**Tugas yang Dikerjakan:** Lanjutkan berita di bawah tentang pengesahan RKUHP oleh DPR RI, dimulai setelah kalimat terakhir yang ditampilkan.

**Kutipan Bacaan:**
RUU KUHP Sejak 1963 Disahkan DPR-RI

author surabayapagi.com

- Pewarta

Selasa, 06 Des 2022 21:21 WIB

RUU KUHP Sejak 1963 Disahkan DPR-RI

Masih Ada Pasal Penghinaan yang Batasi Rakyat untuk Berdemokrasi dan Bungkam Aspirasi dan Kritik Masyarakat

 

Baca Juga: Dalam Kapasitas Ketua DPR, Puan Ngaku tak Panas

SURABAYAPAGI.COM, Jakarta - Rancangan Kitab Undang-undang Hukum Pidana (RKUHP) yang dirancang sejak tahun 1963, akhirnya disahkan DPR-RI, Selasa (6/12/2022). Praktis, KUHP buatan Belanda disingkirkan usai DPR RI resmi mengesahkan RKUHP menjadi Undang-undang (UU). Pengesahan UU KUHP ini setelah melintasi 7 kali ganti presiden dan 14 kali pergantian DPR RI

Ketua Komisi III DPR RI Bambang Wuryanto mengatakan terbuka jika ada masyarakat yang tidak setuju dengan keputusan pengesahan RUUKUHP menjadi UU KUHP.

"Kami tidak pernah mengatakan ini pekerjaan sempurna, karena ini adalah produk dari manusia. Tidak akan pernah sempurna," kata Pacul, panggilan akrab Bambang Wuryanto, dalam konferensi pers di gedung Nusantara II, kompleks parlemen, Senayan, Selasa (6/12/2022).

Pacul menyebut dalam keputusan tersebut pasti ada pro dan kontra. Ia mengingatkan masyarakat yang tidak setuju untuk menempuh jalur hukum.

 

Silakan Ajukan Judicial Review

"Nah kalau ada memang merasa sangat mengganggu, kami persilakan kawan-kawan menempuh jalur hukum dan tidak perlu berdemo. Kita berkeinginan baik, dikau juga berkeinginan baik," kata Pacul.

"Oleh karena itu, yang masih tak sepakat dengan pasal yang ada, silakan mengajukannya ke Mahkamah Konstitusi melalui judicial review," sambungnya.

Hal senada juga diungkapkan Menteri Hukum dan Hak Asasi Manusia (Menkumham) Yasonna Laoly, bahwa masyarakat atau pihak-pihak lain yang merasa keberatan dengan disahkan UU KUHP ini, dapat mengajukan gugatan uji materi atau judicial review ke Mahkamah Konstitusi (MK).

**Catatan yang Diberikan:**
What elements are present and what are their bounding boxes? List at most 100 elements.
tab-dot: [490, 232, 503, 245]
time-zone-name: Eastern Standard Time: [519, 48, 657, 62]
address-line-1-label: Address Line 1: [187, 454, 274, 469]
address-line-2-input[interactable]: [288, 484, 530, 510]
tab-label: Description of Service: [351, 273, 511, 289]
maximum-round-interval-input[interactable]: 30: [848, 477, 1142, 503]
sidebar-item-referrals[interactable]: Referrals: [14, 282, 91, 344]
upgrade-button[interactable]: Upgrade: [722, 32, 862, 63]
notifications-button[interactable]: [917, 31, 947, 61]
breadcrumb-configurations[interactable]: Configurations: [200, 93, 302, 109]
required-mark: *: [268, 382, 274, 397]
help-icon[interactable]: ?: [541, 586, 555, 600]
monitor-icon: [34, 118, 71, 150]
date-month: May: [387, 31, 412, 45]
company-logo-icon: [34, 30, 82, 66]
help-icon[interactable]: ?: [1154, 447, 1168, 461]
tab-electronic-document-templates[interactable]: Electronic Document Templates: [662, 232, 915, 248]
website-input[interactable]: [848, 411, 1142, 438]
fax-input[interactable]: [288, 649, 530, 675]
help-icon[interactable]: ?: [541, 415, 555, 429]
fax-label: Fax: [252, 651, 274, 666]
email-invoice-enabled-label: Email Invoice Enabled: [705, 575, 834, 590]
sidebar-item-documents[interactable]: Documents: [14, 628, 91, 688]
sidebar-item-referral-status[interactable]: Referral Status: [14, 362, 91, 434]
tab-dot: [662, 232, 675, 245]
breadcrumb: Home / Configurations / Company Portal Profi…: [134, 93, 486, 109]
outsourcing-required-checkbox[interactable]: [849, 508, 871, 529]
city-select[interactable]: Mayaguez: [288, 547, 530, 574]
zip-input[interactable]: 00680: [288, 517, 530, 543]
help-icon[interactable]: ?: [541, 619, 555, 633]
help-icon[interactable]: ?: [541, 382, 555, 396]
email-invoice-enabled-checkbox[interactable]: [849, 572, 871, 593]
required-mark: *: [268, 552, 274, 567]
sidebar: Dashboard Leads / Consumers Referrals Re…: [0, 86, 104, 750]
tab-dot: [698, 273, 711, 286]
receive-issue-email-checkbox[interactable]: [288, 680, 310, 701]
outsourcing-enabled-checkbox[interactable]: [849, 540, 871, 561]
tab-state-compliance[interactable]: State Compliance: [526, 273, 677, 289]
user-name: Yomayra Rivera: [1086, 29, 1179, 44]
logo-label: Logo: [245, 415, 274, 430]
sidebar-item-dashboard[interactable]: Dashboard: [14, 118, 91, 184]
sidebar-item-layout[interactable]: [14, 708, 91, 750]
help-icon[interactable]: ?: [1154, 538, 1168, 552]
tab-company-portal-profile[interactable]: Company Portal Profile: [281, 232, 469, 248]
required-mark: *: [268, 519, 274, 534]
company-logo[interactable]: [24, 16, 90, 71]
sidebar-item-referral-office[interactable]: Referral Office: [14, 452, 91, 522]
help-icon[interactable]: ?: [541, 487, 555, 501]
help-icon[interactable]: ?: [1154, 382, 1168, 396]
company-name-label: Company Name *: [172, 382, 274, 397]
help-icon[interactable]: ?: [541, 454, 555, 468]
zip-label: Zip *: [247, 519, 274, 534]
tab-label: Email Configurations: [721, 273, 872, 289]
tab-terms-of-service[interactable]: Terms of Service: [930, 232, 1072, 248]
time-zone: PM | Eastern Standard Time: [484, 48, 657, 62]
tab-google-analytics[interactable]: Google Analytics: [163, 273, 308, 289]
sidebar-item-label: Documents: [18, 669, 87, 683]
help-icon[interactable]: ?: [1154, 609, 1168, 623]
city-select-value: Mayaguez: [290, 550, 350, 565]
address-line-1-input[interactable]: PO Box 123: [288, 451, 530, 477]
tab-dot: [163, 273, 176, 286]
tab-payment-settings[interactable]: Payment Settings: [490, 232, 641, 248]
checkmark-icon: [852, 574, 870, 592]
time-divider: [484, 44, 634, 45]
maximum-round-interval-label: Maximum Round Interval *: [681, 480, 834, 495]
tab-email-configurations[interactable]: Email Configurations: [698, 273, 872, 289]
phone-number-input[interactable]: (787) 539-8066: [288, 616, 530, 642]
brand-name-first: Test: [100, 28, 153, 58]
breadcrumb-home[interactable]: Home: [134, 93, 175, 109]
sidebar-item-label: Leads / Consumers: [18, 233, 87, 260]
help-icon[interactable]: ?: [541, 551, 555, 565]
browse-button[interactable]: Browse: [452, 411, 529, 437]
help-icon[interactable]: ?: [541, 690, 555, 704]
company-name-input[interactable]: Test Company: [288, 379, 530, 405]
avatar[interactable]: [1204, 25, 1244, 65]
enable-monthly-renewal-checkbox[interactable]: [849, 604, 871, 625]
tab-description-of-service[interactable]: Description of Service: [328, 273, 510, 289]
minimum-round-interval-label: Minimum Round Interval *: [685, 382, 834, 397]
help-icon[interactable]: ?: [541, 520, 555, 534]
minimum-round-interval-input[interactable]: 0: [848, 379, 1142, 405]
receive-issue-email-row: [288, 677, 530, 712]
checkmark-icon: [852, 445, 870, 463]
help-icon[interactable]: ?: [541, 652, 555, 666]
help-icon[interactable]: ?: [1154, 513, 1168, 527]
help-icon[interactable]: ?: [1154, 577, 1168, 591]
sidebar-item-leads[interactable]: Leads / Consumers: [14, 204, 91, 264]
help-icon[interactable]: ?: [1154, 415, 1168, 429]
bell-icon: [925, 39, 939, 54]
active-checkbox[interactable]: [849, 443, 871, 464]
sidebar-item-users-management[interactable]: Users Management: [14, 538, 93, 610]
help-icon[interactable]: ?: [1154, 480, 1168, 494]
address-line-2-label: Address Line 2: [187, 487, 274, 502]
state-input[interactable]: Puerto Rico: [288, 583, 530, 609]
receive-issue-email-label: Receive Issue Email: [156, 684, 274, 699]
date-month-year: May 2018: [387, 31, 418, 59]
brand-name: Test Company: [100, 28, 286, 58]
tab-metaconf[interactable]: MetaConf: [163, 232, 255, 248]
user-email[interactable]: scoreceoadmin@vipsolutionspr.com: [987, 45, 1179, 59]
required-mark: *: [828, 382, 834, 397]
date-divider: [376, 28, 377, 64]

**Jawaban Tugas:**
Fraksi PKS Soroti Pasal Penghinaan Presiden

Sementara dalam pengesahan RKUHP menjadi UU KUHP, seluruh fraksi di DPR RI menyatakan setuju. Hanya Fraksi PKS yang setuju tetapi dengan memberikan catatan. Saat itu, Fraksi PKS diwakilkan oleh Dimyati Natakusumah.

Alasan PKS setuju dengan catatan adalah ada beberapa pasal yang menurut mereka bertentangan dengan kebebasan demokrasi. Salah satunya terkait pasal penghinaan kepada presiden.

"Menyetujui dengan memberikan beberapa catatan sebagai berikut, beberapa pasal 219, 240, 412," kata Dimyati.

Dimyati menyebutkan PKS menolak rumusan pasal penghinaan lantaran membatasi rakyat untuk berdemokrasi. Ia menilai pasal tersebut mampu membungkam aspirasi dan kritik masyarakat.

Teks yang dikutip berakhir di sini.